Given problem
Copy every line of the records below that holds the word "this".

Dataset rows
· · · · ·
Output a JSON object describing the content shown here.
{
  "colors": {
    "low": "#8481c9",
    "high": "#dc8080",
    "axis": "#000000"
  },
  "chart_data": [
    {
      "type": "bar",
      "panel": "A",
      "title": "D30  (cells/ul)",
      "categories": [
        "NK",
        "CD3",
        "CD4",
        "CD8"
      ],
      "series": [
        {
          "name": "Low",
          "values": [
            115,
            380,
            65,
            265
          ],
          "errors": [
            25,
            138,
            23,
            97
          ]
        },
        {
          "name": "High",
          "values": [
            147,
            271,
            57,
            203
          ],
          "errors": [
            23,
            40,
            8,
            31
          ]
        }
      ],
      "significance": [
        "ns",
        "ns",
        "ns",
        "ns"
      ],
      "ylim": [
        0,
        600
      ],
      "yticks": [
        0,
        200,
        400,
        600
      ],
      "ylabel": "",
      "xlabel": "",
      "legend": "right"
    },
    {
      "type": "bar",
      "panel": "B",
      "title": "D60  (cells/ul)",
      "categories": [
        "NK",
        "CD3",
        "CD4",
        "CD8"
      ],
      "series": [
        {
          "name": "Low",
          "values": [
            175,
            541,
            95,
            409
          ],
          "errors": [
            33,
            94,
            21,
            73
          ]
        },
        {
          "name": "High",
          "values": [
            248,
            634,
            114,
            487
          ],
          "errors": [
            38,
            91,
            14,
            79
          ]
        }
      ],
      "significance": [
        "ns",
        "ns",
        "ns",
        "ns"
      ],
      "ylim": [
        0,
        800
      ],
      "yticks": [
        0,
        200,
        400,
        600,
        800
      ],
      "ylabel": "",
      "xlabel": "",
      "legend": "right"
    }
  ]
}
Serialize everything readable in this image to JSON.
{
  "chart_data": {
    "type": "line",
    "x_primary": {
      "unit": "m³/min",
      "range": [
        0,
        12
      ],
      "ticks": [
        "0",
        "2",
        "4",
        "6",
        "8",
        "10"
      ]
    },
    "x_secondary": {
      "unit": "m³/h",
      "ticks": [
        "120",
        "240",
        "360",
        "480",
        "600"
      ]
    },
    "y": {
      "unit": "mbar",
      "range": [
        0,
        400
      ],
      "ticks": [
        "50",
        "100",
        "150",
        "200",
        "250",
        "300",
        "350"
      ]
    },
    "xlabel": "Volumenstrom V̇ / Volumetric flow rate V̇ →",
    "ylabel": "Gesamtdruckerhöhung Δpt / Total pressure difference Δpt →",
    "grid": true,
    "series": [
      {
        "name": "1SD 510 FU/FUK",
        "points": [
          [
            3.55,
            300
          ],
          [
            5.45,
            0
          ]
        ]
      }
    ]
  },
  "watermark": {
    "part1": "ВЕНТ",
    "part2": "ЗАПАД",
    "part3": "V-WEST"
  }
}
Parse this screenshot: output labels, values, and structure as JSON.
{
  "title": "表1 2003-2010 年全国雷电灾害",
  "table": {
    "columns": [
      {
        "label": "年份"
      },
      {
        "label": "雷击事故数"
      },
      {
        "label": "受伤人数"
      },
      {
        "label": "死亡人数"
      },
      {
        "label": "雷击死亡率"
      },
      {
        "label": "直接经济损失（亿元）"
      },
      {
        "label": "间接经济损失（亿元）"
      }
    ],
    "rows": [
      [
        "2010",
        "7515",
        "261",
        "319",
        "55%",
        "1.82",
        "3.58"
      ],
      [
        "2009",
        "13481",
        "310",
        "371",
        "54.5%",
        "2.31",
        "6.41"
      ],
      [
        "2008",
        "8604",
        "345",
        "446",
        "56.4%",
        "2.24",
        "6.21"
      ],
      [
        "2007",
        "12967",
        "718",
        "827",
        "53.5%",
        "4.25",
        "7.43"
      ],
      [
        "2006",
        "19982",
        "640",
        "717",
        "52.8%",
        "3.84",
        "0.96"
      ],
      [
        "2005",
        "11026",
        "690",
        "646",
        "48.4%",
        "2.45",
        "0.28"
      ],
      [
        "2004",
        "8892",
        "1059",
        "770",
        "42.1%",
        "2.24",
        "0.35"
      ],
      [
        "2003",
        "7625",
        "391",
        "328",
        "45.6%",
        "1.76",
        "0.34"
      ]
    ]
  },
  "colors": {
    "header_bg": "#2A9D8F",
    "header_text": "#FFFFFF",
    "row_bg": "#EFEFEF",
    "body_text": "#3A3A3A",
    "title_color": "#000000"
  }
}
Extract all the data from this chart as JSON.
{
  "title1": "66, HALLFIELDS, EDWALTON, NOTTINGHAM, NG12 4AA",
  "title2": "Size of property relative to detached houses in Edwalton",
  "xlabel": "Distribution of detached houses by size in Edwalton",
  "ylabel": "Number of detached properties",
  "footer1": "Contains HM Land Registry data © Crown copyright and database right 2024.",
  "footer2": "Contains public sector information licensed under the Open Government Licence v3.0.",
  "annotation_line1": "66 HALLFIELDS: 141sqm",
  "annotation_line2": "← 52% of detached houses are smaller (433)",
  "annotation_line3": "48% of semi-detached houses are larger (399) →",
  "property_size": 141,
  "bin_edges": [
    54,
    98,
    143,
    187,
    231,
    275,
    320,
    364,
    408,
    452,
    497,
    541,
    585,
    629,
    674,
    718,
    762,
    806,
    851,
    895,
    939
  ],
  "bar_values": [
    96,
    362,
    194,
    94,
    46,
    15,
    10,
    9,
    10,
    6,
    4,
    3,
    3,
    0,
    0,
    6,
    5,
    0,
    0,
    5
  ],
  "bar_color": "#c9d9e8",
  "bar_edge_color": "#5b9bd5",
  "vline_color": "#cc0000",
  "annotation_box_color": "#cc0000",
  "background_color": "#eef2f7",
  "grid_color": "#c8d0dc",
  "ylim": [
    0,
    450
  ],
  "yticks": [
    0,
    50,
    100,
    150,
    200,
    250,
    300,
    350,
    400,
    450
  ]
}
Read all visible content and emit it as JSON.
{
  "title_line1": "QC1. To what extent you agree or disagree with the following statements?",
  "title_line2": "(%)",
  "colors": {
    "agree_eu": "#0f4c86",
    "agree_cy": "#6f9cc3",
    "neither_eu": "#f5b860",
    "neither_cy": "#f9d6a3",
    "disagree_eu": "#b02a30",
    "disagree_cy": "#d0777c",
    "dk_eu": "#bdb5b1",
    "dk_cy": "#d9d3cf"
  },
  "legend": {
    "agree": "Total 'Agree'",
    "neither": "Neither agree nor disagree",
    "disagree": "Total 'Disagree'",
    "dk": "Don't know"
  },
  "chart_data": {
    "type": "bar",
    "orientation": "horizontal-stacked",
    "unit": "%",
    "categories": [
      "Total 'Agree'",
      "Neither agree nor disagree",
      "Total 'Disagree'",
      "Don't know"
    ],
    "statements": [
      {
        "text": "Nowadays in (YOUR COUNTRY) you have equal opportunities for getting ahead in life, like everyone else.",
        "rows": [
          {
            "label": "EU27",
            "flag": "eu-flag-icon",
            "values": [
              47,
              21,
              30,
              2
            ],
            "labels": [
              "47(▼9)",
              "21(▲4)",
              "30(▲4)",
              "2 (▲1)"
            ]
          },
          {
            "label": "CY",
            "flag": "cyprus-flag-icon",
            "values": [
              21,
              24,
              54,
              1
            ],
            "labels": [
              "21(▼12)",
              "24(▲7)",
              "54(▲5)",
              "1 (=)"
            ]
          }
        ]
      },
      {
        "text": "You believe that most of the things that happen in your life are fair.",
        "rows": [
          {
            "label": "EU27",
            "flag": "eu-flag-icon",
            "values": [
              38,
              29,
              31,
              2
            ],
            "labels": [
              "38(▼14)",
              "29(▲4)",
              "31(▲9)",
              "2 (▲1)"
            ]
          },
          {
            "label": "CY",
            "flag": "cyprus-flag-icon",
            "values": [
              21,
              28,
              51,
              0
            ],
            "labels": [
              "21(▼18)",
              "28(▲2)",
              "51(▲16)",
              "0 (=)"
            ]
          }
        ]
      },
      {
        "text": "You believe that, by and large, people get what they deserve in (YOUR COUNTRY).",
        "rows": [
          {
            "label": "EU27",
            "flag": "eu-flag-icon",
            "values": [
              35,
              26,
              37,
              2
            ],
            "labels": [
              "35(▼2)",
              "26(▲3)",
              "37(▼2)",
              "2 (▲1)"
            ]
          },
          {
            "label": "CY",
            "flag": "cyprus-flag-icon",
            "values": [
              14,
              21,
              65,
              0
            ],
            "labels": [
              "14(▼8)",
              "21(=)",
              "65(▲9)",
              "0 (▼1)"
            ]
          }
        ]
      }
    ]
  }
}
· · · · ·
Completed exercise
Serialize everything readable in this image to JSON.
Parse this screenshot: output labels, values, and structure as JSON.
Extract all the data from this chart as JSON.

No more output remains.